Start RAW DATA

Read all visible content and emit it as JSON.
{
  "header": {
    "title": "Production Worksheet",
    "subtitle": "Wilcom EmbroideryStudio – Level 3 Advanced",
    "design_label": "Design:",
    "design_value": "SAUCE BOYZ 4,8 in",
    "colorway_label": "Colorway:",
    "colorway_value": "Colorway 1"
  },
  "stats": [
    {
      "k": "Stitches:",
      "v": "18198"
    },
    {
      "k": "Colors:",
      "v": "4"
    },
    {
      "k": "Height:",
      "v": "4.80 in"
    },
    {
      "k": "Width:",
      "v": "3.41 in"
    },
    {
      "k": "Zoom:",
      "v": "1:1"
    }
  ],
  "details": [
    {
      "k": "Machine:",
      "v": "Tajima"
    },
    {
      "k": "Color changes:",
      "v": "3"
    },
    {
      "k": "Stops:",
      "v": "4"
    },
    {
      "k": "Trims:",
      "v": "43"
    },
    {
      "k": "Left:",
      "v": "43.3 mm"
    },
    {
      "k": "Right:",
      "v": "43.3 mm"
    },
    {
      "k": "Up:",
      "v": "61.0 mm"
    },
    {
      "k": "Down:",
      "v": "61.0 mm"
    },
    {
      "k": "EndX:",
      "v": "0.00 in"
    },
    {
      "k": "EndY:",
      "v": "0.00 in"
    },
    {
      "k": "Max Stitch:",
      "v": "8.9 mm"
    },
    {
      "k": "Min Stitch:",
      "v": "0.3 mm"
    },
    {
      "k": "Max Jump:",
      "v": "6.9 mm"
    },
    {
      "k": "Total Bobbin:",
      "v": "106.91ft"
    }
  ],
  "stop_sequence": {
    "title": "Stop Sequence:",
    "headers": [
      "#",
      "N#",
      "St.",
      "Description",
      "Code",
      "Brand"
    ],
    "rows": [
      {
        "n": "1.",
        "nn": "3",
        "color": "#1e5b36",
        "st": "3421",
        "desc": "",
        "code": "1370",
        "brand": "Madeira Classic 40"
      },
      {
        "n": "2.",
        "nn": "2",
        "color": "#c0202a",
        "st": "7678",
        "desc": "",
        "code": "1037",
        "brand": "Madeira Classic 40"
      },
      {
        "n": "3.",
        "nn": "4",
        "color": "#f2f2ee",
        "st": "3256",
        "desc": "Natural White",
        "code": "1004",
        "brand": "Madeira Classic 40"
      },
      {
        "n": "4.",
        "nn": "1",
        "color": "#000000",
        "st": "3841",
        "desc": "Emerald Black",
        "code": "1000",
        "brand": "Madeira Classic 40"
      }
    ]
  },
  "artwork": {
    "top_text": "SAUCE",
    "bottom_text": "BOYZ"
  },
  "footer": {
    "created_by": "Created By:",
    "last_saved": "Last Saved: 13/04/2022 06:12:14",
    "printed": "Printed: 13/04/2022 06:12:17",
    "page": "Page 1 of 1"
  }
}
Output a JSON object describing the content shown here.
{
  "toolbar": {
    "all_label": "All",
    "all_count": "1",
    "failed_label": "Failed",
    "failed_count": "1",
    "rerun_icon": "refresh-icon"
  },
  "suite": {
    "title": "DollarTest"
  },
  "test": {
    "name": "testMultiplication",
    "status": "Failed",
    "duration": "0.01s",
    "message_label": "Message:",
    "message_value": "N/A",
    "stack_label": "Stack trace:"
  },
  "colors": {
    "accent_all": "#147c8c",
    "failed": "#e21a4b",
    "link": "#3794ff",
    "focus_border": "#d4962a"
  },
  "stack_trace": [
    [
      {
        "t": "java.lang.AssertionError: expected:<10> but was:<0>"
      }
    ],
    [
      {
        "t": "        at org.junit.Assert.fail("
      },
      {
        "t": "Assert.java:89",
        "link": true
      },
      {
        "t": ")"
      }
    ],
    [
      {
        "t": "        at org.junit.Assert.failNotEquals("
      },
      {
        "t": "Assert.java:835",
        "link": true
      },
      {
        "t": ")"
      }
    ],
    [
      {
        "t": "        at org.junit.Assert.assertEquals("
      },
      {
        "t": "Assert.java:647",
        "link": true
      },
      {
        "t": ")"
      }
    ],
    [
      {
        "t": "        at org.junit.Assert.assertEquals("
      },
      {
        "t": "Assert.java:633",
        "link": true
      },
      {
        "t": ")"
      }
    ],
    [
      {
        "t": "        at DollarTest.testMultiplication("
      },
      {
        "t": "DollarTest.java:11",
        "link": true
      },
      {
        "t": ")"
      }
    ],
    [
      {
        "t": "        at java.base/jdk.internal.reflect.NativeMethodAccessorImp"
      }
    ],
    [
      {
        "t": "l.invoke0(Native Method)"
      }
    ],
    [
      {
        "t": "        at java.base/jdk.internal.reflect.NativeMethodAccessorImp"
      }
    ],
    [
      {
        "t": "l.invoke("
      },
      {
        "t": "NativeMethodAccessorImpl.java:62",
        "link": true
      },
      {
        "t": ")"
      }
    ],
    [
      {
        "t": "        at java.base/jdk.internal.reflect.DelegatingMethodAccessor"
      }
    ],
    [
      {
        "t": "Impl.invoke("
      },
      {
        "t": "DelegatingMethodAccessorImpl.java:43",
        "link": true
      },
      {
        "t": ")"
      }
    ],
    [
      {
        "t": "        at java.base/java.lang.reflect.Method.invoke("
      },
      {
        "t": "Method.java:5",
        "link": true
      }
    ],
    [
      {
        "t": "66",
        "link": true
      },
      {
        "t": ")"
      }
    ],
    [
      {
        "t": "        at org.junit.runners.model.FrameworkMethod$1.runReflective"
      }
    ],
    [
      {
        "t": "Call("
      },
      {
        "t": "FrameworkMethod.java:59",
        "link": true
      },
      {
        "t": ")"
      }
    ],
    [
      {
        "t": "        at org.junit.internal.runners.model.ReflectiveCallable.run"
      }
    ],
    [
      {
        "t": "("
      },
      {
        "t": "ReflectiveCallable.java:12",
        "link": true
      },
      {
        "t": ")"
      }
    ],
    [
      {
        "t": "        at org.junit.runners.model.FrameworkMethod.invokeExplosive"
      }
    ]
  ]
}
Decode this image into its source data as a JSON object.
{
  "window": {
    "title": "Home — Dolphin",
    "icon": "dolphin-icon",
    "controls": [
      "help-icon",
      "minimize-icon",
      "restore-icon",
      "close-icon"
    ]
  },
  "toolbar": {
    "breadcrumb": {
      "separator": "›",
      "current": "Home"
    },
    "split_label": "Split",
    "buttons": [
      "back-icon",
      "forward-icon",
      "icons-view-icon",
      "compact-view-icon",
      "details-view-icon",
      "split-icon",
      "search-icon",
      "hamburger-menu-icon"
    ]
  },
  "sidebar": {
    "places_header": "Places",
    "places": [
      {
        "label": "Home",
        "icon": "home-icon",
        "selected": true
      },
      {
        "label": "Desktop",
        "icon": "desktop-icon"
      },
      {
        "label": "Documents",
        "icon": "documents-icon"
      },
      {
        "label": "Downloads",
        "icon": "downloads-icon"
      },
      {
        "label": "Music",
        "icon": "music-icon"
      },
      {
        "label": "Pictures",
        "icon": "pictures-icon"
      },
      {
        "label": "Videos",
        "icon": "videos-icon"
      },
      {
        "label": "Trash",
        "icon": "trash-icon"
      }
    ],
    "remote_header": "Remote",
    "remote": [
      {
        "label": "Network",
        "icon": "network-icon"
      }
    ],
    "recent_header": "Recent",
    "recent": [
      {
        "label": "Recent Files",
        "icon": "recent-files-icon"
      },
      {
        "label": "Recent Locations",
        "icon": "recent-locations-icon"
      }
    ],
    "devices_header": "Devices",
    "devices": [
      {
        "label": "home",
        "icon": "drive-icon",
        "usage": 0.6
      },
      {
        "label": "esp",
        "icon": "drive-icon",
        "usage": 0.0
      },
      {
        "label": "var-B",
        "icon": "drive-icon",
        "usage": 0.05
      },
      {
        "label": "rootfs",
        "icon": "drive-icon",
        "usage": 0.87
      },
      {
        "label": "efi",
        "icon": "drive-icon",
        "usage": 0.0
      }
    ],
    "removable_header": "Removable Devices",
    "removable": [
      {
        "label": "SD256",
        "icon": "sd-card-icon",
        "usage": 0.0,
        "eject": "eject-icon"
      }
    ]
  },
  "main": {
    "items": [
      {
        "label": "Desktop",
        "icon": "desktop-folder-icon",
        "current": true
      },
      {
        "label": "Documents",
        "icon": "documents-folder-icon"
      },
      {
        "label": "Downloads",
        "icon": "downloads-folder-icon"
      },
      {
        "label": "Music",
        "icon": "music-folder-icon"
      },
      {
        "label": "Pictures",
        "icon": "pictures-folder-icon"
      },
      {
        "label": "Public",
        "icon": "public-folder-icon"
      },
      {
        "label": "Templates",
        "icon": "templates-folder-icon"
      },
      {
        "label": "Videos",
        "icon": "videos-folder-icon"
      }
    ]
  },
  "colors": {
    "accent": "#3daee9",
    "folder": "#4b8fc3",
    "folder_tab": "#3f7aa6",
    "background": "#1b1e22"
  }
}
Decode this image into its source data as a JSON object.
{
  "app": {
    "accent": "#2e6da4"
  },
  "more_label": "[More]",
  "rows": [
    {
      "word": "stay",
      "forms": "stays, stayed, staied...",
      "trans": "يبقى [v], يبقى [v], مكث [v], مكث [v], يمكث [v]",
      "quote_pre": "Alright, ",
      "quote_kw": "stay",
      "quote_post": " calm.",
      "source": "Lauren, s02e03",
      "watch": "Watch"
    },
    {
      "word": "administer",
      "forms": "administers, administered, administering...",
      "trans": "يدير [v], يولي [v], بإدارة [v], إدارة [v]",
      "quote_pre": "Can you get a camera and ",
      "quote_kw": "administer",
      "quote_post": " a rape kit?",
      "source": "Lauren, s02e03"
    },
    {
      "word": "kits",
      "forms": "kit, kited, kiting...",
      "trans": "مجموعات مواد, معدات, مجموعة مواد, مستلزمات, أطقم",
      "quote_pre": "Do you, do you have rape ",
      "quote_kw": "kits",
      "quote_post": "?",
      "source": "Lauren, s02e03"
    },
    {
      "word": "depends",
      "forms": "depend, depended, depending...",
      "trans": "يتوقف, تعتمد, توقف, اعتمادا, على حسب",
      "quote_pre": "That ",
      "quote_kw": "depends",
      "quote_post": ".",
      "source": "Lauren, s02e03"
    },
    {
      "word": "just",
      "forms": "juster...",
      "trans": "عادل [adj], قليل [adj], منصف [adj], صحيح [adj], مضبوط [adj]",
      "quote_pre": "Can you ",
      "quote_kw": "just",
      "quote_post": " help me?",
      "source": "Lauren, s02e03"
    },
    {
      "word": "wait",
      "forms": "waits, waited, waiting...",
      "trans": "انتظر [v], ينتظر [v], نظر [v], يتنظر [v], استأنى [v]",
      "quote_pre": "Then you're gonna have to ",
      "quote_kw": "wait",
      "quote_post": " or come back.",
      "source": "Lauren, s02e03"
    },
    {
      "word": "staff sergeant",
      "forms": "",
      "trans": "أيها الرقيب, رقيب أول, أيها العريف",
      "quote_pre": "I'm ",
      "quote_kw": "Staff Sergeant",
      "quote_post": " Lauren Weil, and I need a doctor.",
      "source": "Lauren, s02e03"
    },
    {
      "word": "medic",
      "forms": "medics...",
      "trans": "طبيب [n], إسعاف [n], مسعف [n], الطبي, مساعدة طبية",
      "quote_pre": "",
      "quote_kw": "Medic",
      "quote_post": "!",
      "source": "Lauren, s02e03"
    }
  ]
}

End RAW DATA

WHAT IS NEEDED:
Every line of the records that includes the word "JSON" should be gathered.

THE OUTPUT:
Read all visible content and emit it as JSON.
Output a JSON object describing the content shown here.
Decode this image into its source data as a JSON object.
Decode this image into its source data as a JSON object.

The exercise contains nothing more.